Exercise material:

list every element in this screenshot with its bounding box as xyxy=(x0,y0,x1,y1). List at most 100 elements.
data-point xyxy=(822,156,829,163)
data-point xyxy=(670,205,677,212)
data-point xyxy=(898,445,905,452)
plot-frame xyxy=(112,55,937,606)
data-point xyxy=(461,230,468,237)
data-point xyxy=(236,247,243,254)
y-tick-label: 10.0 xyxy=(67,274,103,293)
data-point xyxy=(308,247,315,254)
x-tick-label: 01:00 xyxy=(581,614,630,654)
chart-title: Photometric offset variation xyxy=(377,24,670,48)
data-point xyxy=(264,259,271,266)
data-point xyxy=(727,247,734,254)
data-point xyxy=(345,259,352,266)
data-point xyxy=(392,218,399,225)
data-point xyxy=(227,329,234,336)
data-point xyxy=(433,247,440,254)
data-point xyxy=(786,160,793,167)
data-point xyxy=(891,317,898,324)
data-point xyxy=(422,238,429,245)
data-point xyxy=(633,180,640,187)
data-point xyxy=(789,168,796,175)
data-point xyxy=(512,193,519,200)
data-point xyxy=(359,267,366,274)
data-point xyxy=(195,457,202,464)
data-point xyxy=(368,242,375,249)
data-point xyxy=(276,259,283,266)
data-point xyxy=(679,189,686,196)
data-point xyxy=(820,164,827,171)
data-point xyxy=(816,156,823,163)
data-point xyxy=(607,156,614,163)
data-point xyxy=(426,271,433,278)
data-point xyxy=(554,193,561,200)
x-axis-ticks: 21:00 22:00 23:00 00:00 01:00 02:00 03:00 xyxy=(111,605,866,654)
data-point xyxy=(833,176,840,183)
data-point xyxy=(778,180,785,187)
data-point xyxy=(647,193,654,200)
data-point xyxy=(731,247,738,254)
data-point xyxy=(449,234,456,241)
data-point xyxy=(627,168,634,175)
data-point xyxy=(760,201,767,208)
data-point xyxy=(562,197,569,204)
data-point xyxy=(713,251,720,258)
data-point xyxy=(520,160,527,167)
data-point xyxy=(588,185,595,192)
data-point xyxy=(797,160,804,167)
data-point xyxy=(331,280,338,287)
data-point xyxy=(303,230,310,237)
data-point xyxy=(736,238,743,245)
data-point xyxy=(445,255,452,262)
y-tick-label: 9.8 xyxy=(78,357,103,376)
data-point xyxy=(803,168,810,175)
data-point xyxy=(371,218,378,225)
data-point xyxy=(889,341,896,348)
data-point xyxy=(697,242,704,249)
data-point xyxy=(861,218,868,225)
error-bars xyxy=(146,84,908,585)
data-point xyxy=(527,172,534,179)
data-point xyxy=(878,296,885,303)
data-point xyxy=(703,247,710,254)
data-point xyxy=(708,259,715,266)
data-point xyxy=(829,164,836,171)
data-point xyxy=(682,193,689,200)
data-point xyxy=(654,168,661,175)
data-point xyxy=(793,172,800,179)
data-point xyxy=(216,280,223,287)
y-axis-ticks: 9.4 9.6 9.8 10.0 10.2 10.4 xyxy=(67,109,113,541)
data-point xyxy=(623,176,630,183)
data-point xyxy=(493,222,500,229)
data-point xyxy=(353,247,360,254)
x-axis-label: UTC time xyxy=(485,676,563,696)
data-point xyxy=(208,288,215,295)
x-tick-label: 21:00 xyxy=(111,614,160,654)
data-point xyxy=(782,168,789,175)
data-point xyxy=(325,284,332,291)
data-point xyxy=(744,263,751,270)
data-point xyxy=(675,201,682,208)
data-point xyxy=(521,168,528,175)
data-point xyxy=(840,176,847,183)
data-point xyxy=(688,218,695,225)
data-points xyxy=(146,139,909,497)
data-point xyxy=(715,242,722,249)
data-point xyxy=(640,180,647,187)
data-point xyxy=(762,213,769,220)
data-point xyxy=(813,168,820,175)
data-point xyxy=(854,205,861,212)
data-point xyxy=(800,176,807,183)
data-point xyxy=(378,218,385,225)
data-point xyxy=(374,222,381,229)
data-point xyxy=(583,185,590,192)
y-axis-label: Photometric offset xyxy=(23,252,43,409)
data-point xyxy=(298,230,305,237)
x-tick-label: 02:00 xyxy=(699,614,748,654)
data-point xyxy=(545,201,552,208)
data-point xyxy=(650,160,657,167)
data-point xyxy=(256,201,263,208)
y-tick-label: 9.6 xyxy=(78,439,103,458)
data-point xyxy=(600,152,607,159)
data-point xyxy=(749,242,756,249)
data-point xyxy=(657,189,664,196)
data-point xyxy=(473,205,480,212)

What is needed: Please return every line of the records above that contains the string `ticks`.

Result of the task:
x-axis-ticks: 21:00 22:00 23:00 00:00 01:00 02:00 03:00 xyxy=(111,605,866,654)
y-axis-ticks: 9.4 9.6 9.8 10.0 10.2 10.4 xyxy=(67,109,113,541)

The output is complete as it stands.